══ DATA TO USE ══
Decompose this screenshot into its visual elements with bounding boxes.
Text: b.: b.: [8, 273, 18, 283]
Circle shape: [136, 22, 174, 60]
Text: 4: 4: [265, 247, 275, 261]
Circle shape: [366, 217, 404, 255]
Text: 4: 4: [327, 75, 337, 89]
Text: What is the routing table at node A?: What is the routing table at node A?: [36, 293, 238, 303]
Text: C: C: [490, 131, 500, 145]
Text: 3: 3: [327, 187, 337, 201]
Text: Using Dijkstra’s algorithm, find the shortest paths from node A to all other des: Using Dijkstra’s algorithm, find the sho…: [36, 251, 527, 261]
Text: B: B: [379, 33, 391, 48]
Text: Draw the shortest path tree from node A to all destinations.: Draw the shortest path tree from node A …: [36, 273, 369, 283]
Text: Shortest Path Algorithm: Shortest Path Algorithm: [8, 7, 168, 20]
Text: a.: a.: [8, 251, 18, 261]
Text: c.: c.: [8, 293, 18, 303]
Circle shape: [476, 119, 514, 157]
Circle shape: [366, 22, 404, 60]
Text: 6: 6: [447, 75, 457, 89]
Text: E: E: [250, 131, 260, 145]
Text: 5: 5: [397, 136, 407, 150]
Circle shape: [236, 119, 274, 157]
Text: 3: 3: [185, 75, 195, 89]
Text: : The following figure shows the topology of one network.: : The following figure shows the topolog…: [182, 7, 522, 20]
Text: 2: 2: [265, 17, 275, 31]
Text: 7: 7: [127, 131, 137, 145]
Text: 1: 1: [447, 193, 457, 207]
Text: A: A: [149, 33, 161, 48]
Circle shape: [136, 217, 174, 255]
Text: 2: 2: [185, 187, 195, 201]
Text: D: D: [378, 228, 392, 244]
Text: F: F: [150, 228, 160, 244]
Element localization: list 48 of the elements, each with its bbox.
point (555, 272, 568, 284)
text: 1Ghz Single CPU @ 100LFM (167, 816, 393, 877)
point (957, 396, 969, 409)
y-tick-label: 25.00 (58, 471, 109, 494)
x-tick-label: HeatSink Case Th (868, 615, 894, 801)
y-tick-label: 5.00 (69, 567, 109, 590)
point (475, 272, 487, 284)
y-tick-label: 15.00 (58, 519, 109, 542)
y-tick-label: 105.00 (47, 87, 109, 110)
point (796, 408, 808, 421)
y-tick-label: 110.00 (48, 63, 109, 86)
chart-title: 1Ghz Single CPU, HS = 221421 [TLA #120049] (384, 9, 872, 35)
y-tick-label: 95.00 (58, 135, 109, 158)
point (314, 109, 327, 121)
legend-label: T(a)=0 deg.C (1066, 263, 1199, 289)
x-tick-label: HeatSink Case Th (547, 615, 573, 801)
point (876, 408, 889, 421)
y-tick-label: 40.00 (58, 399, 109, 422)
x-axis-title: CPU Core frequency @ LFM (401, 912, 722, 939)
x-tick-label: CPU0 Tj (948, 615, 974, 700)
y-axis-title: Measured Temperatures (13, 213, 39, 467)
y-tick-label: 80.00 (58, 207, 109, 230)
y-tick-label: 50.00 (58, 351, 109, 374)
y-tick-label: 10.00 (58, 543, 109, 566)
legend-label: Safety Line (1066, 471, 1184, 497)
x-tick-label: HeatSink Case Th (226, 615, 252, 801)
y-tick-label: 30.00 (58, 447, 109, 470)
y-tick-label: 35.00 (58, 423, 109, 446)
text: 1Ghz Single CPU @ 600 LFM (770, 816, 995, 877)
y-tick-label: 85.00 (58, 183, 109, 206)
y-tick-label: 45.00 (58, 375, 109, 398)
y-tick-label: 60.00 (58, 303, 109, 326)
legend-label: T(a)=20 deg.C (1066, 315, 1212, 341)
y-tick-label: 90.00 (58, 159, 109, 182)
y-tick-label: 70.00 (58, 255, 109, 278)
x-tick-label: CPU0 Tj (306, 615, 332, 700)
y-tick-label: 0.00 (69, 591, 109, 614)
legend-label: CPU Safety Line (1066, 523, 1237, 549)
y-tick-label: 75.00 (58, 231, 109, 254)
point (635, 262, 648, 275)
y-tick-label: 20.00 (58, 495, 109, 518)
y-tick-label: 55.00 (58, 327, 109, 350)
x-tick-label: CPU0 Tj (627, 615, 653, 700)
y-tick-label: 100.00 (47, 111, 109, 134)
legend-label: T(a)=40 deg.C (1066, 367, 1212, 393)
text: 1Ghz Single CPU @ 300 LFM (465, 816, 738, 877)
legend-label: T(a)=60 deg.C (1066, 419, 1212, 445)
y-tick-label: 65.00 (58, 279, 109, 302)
═══
SET EXERCISE:
Write out all of the material again, swapping each "HeatSink Case Th" for "Heat Sink Case Temp" and leaving everything else as it is.

ANSWER TO THE PROBLEM:
Decompose this screenshot into its visual elements with bounding boxes.
Text: b.: b.: [8, 273, 18, 283]
Circle shape: [136, 22, 174, 60]
Text: 4: 4: [265, 247, 275, 261]
Circle shape: [366, 217, 404, 255]
Text: 4: 4: [327, 75, 337, 89]
Text: What is the routing table at node A?: What is the routing table at node A?: [36, 293, 238, 303]
Text: C: C: [490, 131, 500, 145]
Text: 3: 3: [327, 187, 337, 201]
Text: Using Dijkstra’s algorithm, find the shortest paths from node A to all other des: Using Dijkstra’s algorithm, find the sho…: [36, 251, 527, 261]
Text: B: B: [379, 33, 391, 48]
Text: Draw the shortest path tree from node A to all destinations.: Draw the shortest path tree from node A …: [36, 273, 369, 283]
Text: Shortest Path Algorithm: Shortest Path Algorithm: [8, 7, 168, 20]
Text: a.: a.: [8, 251, 18, 261]
Text: c.: c.: [8, 293, 18, 303]
Circle shape: [476, 119, 514, 157]
Circle shape: [366, 22, 404, 60]
Text: 6: 6: [447, 75, 457, 89]
Text: E: E: [250, 131, 260, 145]
Text: 5: 5: [397, 136, 407, 150]
Circle shape: [236, 119, 274, 157]
Text: 3: 3: [185, 75, 195, 89]
Text: : The following figure shows the topology of one network.: : The following figure shows the topolog…: [182, 7, 522, 20]
Text: 2: 2: [265, 17, 275, 31]
Text: 7: 7: [127, 131, 137, 145]
Text: 1: 1: [447, 193, 457, 207]
Text: A: A: [149, 33, 161, 48]
Circle shape: [136, 217, 174, 255]
Text: 2: 2: [185, 187, 195, 201]
Text: D: D: [378, 228, 392, 244]
Text: F: F: [150, 228, 160, 244]
Element localization: list 48 of the elements, each with its bbox.
point (555, 272, 568, 284)
text: 1Ghz Single CPU @ 100LFM (167, 816, 393, 877)
point (957, 396, 969, 409)
y-tick-label: 25.00 (58, 471, 109, 494)
x-tick-label: Heat Sink Case Temp (868, 615, 894, 801)
y-tick-label: 5.00 (69, 567, 109, 590)
point (475, 272, 487, 284)
y-tick-label: 15.00 (58, 519, 109, 542)
y-tick-label: 105.00 (47, 87, 109, 110)
point (796, 408, 808, 421)
y-tick-label: 110.00 (48, 63, 109, 86)
chart-title: 1Ghz Single CPU, HS = 221421 [TLA #120049] (384, 9, 872, 35)
y-tick-label: 95.00 (58, 135, 109, 158)
point (314, 109, 327, 121)
legend-label: T(a)=0 deg.C (1066, 263, 1199, 289)
x-tick-label: Heat Sink Case Temp (547, 615, 573, 801)
point (876, 408, 889, 421)
y-tick-label: 40.00 (58, 399, 109, 422)
x-axis-title: CPU Core frequency @ LFM (401, 912, 722, 939)
x-tick-label: CPU0 Tj (948, 615, 974, 700)
y-axis-title: Measured Temperatures (13, 213, 39, 467)
y-tick-label: 80.00 (58, 207, 109, 230)
y-tick-label: 50.00 (58, 351, 109, 374)
y-tick-label: 10.00 (58, 543, 109, 566)
legend-label: Safety Line (1066, 471, 1184, 497)
x-tick-label: Heat Sink Case Temp (226, 615, 252, 801)
y-tick-label: 30.00 (58, 447, 109, 470)
y-tick-label: 35.00 (58, 423, 109, 446)
text: 1Ghz Single CPU @ 600 LFM (770, 816, 995, 877)
y-tick-label: 85.00 (58, 183, 109, 206)
y-tick-label: 45.00 (58, 375, 109, 398)
y-tick-label: 60.00 (58, 303, 109, 326)
legend-label: T(a)=20 deg.C (1066, 315, 1212, 341)
y-tick-label: 90.00 (58, 159, 109, 182)
y-tick-label: 70.00 (58, 255, 109, 278)
x-tick-label: CPU0 Tj (306, 615, 332, 700)
y-tick-label: 0.00 (69, 591, 109, 614)
legend-label: CPU Safety Line (1066, 523, 1237, 549)
y-tick-label: 75.00 (58, 231, 109, 254)
point (635, 262, 648, 275)
y-tick-label: 20.00 (58, 495, 109, 518)
y-tick-label: 55.00 (58, 327, 109, 350)
x-tick-label: CPU0 Tj (627, 615, 653, 700)
y-tick-label: 100.00 (47, 111, 109, 134)
legend-label: T(a)=40 deg.C (1066, 367, 1212, 393)
text: 1Ghz Single CPU @ 300 LFM (465, 816, 738, 877)
legend-label: T(a)=60 deg.C (1066, 419, 1212, 445)
y-tick-label: 65.00 (58, 279, 109, 302)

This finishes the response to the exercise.